• The exercise
Will you output the entries below exactly, skipping every image they contain?

-- start of Listed entries --

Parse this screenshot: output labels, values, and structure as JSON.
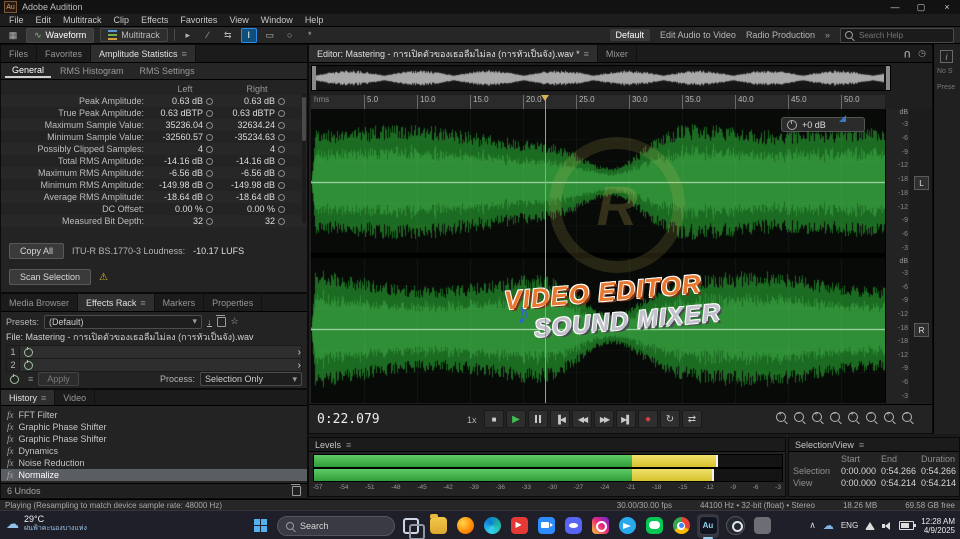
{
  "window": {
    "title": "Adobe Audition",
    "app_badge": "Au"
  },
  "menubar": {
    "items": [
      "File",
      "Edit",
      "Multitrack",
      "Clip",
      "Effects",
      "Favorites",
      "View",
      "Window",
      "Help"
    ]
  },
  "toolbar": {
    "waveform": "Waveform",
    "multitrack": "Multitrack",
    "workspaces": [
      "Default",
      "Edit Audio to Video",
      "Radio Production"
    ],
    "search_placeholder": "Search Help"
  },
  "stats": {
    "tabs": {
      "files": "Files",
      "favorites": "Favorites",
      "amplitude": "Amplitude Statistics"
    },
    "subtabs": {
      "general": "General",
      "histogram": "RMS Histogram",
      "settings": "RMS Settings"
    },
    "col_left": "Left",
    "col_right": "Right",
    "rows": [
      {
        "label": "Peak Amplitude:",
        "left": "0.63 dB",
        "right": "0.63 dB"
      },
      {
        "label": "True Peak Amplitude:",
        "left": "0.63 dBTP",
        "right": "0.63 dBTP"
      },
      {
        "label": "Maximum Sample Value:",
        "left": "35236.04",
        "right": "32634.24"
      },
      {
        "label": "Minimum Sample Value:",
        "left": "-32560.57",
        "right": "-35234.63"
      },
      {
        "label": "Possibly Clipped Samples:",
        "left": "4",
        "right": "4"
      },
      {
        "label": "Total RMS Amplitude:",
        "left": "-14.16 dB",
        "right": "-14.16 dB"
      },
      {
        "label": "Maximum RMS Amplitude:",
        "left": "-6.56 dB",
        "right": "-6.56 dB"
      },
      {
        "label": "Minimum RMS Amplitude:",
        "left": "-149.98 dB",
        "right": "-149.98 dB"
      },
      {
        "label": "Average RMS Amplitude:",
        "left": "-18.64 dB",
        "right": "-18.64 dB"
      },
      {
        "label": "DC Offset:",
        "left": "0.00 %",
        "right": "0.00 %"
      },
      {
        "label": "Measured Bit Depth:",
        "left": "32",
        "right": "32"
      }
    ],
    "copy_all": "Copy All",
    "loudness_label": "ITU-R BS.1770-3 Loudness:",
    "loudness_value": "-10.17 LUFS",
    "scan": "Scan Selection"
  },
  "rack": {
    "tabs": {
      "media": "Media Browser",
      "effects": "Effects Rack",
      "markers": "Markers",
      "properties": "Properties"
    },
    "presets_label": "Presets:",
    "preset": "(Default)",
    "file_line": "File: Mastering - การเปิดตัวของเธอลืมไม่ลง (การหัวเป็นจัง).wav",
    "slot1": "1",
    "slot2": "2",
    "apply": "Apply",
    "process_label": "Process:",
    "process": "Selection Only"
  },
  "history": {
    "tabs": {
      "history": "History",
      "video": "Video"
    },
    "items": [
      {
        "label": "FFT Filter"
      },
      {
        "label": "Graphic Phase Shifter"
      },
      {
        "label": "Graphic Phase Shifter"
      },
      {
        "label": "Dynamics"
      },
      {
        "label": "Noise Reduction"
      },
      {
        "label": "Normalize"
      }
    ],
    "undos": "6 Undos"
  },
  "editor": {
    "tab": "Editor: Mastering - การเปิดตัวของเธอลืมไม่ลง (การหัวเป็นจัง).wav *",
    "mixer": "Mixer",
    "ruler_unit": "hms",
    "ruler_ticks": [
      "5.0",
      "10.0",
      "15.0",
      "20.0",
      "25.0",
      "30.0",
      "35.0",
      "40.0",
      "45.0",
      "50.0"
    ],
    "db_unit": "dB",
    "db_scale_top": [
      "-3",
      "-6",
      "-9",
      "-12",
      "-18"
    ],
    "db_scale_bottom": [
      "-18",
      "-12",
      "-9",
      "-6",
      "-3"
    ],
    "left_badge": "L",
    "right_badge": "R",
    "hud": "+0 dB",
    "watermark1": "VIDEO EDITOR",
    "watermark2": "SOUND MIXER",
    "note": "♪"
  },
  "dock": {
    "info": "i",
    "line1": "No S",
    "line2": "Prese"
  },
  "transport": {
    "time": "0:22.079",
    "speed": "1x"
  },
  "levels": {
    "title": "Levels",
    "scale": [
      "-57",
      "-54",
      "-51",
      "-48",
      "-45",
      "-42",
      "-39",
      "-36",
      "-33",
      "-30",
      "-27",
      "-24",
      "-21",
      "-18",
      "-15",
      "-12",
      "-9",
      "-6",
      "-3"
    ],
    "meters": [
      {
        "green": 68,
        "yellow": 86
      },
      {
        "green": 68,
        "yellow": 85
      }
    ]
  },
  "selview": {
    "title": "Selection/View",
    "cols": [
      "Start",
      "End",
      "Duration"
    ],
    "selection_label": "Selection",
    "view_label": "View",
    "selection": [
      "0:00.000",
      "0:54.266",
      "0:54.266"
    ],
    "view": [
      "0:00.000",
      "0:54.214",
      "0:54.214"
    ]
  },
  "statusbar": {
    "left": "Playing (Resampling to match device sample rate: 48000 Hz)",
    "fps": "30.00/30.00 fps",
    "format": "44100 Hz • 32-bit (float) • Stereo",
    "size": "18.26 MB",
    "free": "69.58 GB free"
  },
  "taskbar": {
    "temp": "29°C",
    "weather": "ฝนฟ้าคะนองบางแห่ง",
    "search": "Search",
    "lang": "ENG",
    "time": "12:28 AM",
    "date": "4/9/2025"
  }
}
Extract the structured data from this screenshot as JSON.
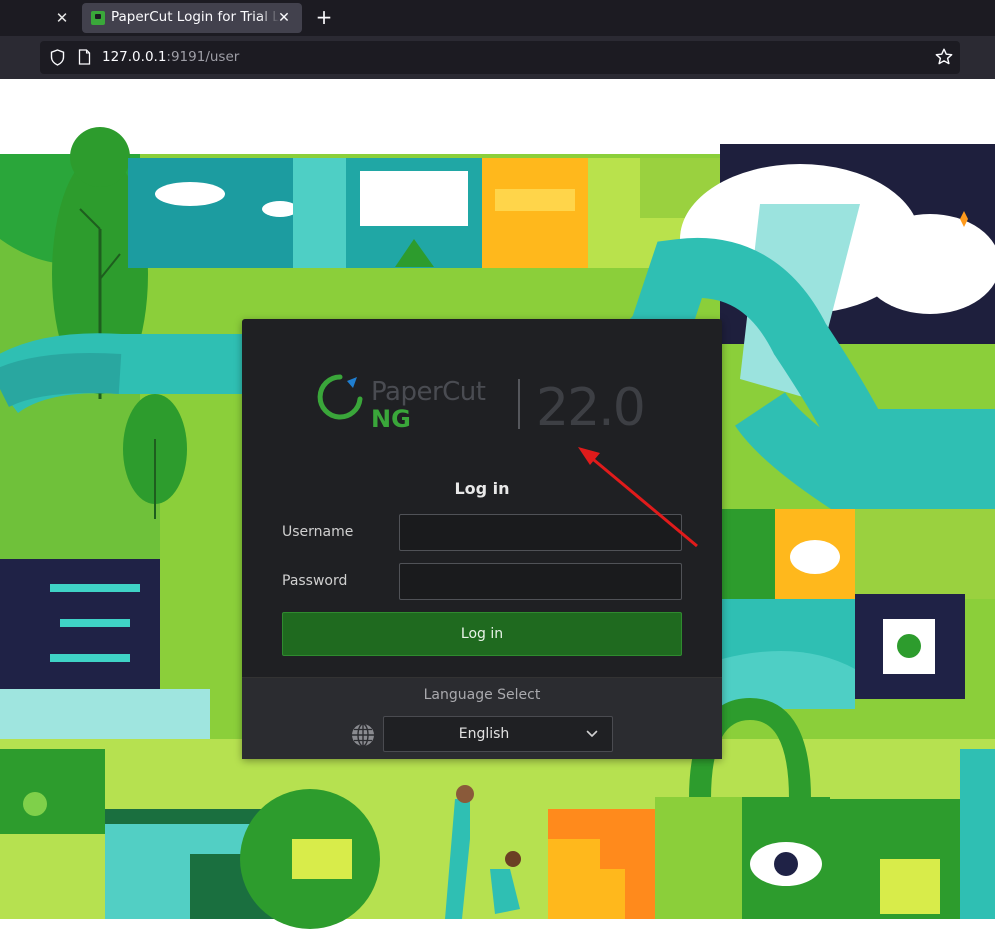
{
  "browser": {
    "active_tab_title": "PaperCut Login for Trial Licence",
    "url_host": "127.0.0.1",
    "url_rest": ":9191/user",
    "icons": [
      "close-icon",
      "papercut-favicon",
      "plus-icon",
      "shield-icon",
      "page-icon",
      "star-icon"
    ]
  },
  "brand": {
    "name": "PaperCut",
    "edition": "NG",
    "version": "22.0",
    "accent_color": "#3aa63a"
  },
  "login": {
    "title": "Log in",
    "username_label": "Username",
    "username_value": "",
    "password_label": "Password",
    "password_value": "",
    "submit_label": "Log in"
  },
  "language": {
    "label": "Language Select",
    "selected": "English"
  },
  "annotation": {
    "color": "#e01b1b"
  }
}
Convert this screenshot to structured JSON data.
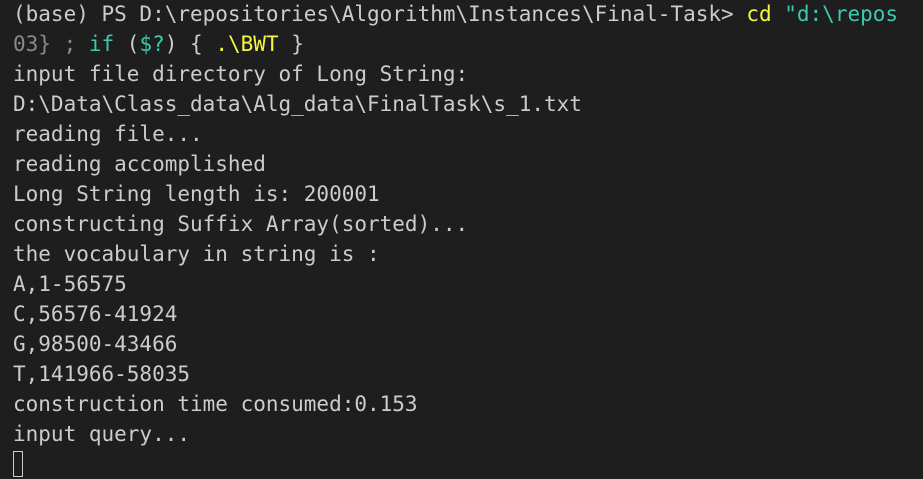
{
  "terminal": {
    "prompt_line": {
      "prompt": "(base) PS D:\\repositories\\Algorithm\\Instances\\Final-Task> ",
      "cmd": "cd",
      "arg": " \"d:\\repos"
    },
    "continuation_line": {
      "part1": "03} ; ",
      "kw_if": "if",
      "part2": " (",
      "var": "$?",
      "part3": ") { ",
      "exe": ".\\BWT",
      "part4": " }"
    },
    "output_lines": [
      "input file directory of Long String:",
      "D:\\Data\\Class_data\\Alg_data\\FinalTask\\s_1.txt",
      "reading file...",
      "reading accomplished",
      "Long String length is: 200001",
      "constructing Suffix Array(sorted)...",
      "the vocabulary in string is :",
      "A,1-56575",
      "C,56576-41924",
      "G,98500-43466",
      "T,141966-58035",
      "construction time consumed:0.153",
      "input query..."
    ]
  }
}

-- end of Listed entries --

• Response to this task
Parse this screenshot: output labels, values, and structure as JSON.
{
  "window": {
    "title": "Adobe Audition",
    "app_badge": "Au"
  },
  "menubar": {
    "items": [
      "File",
      "Edit",
      "Multitrack",
      "Clip",
      "Effects",
      "Favorites",
      "View",
      "Window",
      "Help"
    ]
  },
  "toolbar": {
    "waveform": "Waveform",
    "multitrack": "Multitrack",
    "workspaces": [
      "Default",
      "Edit Audio to Video",
      "Radio Production"
    ],
    "search_placeholder": "Search Help"
  },
  "stats": {
    "tabs": {
      "files": "Files",
      "favorites": "Favorites",
      "amplitude": "Amplitude Statistics"
    },
    "subtabs": {
      "general": "General",
      "histogram": "RMS Histogram",
      "settings": "RMS Settings"
    },
    "col_left": "Left",
    "col_right": "Right",
    "rows": [
      {
        "label": "Peak Amplitude:",
        "left": "0.63 dB",
        "right": "0.63 dB"
      },
      {
        "label": "True Peak Amplitude:",
        "left": "0.63 dBTP",
        "right": "0.63 dBTP"
      },
      {
        "label": "Maximum Sample Value:",
        "left": "35236.04",
        "right": "32634.24"
      },
      {
        "label": "Minimum Sample Value:",
        "left": "-32560.57",
        "right": "-35234.63"
      },
      {
        "label": "Possibly Clipped Samples:",
        "left": "4",
        "right": "4"
      },
      {
        "label": "Total RMS Amplitude:",
        "left": "-14.16 dB",
        "right": "-14.16 dB"
      },
      {
        "label": "Maximum RMS Amplitude:",
        "left": "-6.56 dB",
        "right": "-6.56 dB"
      },
      {
        "label": "Minimum RMS Amplitude:",
        "left": "-149.98 dB",
        "right": "-149.98 dB"
      },
      {
        "label": "Average RMS Amplitude:",
        "left": "-18.64 dB",
        "right": "-18.64 dB"
      },
      {
        "label": "DC Offset:",
        "left": "0.00 %",
        "right": "0.00 %"
      },
      {
        "label": "Measured Bit Depth:",
        "left": "32",
        "right": "32"
      }
    ],
    "copy_all": "Copy All",
    "loudness_label": "ITU-R BS.1770-3 Loudness:",
    "loudness_value": "-10.17 LUFS",
    "scan": "Scan Selection"
  },
  "rack": {
    "tabs": {
      "media": "Media Browser",
      "effects": "Effects Rack",
      "markers": "Markers",
      "properties": "Properties"
    },
    "presets_label": "Presets:",
    "preset": "(Default)",
    "file_line": "File: Mastering - การเปิดตัวของเธอลืมไม่ลง (การหัวเป็นจัง).wav",
    "slot1": "1",
    "slot2": "2",
    "apply": "Apply",
    "process_label": "Process:",
    "process": "Selection Only"
  },
  "history": {
    "tabs": {
      "history": "History",
      "video": "Video"
    },
    "items": [
      {
        "label": "FFT Filter"
      },
      {
        "label": "Graphic Phase Shifter"
      },
      {
        "label": "Graphic Phase Shifter"
      },
      {
        "label": "Dynamics"
      },
      {
        "label": "Noise Reduction"
      },
      {
        "label": "Normalize"
      }
    ],
    "undos": "6 Undos"
  },
  "editor": {
    "tab": "Editor: Mastering - การเปิดตัวของเธอลืมไม่ลง (การหัวเป็นจัง).wav *",
    "mixer": "Mixer",
    "ruler_unit": "hms",
    "ruler_ticks": [
      "5.0",
      "10.0",
      "15.0",
      "20.0",
      "25.0",
      "30.0",
      "35.0",
      "40.0",
      "45.0",
      "50.0"
    ],
    "db_unit": "dB",
    "db_scale_top": [
      "-3",
      "-6",
      "-9",
      "-12",
      "-18"
    ],
    "db_scale_bottom": [
      "-18",
      "-12",
      "-9",
      "-6",
      "-3"
    ],
    "left_badge": "L",
    "right_badge": "R",
    "hud": "+0 dB",
    "watermark1": "VIDEO EDITOR",
    "watermark2": "SOUND MIXER",
    "note": "♪"
  },
  "dock": {
    "info": "i",
    "line1": "No S",
    "line2": "Prese"
  },
  "transport": {
    "time": "0:22.079",
    "speed": "1x"
  },
  "levels": {
    "title": "Levels",
    "scale": [
      "-57",
      "-54",
      "-51",
      "-48",
      "-45",
      "-42",
      "-39",
      "-36",
      "-33",
      "-30",
      "-27",
      "-24",
      "-21",
      "-18",
      "-15",
      "-12",
      "-9",
      "-6",
      "-3"
    ],
    "meters": [
      {
        "green": 68,
        "yellow": 86
      },
      {
        "green": 68,
        "yellow": 85
      }
    ]
  },
  "selview": {
    "title": "Selection/View",
    "cols": [
      "Start",
      "End",
      "Duration"
    ],
    "selection_label": "Selection",
    "view_label": "View",
    "selection": [
      "0:00.000",
      "0:54.266",
      "0:54.266"
    ],
    "view": [
      "0:00.000",
      "0:54.214",
      "0:54.214"
    ]
  },
  "statusbar": {
    "left": "Playing (Resampling to match device sample rate: 48000 Hz)",
    "fps": "30.00/30.00 fps",
    "format": "44100 Hz • 32-bit (float) • Stereo",
    "size": "18.26 MB",
    "free": "69.58 GB free"
  },
  "taskbar": {
    "temp": "29°C",
    "weather": "ฝนฟ้าคะนองบางแห่ง",
    "search": "Search",
    "lang": "ENG",
    "time": "12:28 AM",
    "date": "4/9/2025"
  }
}
Extract the structured data from this screenshot as JSON.
{
  "browser": {
    "active_tab_title": "PaperCut Login for Trial Licence",
    "url_host": "127.0.0.1",
    "url_rest": ":9191/user",
    "icons": [
      "close-icon",
      "papercut-favicon",
      "plus-icon",
      "shield-icon",
      "page-icon",
      "star-icon"
    ]
  },
  "brand": {
    "name": "PaperCut",
    "edition": "NG",
    "version": "22.0",
    "accent_color": "#3aa63a"
  },
  "login": {
    "title": "Log in",
    "username_label": "Username",
    "username_value": "",
    "password_label": "Password",
    "password_value": "",
    "submit_label": "Log in"
  },
  "language": {
    "label": "Language Select",
    "selected": "English"
  },
  "annotation": {
    "color": "#e01b1b"
  }
}
Convert this screenshot to structured JSON data.
{
  "terminal": {
    "prompt_line": {
      "prompt": "(base) PS D:\\repositories\\Algorithm\\Instances\\Final-Task> ",
      "cmd": "cd",
      "arg": " \"d:\\repos"
    },
    "continuation_line": {
      "part1": "03} ; ",
      "kw_if": "if",
      "part2": " (",
      "var": "$?",
      "part3": ") { ",
      "exe": ".\\BWT",
      "part4": " }"
    },
    "output_lines": [
      "input file directory of Long String:",
      "D:\\Data\\Class_data\\Alg_data\\FinalTask\\s_1.txt",
      "reading file...",
      "reading accomplished",
      "Long String length is: 200001",
      "constructing Suffix Array(sorted)...",
      "the vocabulary in string is :",
      "A,1-56575",
      "C,56576-41924",
      "G,98500-43466",
      "T,141966-58035",
      "construction time consumed:0.153",
      "input query..."
    ]
  }
}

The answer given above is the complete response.